▸ **WHAT THE EXERCISE ASKS**
Gather each line in the entries that includes the string "background".

▸ **SOURCE MATERIAL**
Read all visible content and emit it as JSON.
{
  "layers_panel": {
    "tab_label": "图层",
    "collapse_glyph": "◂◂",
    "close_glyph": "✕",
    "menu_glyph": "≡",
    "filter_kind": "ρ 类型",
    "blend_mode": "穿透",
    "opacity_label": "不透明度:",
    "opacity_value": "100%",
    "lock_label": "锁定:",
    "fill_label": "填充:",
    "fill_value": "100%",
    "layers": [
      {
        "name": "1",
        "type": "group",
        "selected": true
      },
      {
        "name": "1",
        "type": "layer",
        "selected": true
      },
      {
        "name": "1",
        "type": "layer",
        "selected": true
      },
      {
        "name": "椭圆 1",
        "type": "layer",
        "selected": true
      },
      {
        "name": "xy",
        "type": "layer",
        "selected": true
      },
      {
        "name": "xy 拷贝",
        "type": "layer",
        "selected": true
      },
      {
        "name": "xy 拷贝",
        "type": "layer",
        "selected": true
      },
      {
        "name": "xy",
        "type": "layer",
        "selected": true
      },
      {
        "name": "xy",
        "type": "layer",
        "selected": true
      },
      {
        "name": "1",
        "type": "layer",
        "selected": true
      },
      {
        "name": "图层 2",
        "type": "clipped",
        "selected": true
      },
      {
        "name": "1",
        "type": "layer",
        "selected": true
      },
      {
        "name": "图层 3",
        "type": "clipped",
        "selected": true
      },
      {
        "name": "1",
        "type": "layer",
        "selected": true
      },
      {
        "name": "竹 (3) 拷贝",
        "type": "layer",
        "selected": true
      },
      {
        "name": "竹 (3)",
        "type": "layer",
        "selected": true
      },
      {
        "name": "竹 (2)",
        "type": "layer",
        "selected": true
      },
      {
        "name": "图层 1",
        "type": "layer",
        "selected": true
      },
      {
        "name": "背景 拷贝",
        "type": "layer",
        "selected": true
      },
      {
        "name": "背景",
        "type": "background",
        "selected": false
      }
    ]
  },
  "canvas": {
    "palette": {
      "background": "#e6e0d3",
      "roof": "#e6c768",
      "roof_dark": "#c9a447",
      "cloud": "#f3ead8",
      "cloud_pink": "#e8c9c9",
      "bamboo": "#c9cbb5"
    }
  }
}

▸ **WRITTEN REPLY**
        "type": "background",
      "background": "#e6e0d3",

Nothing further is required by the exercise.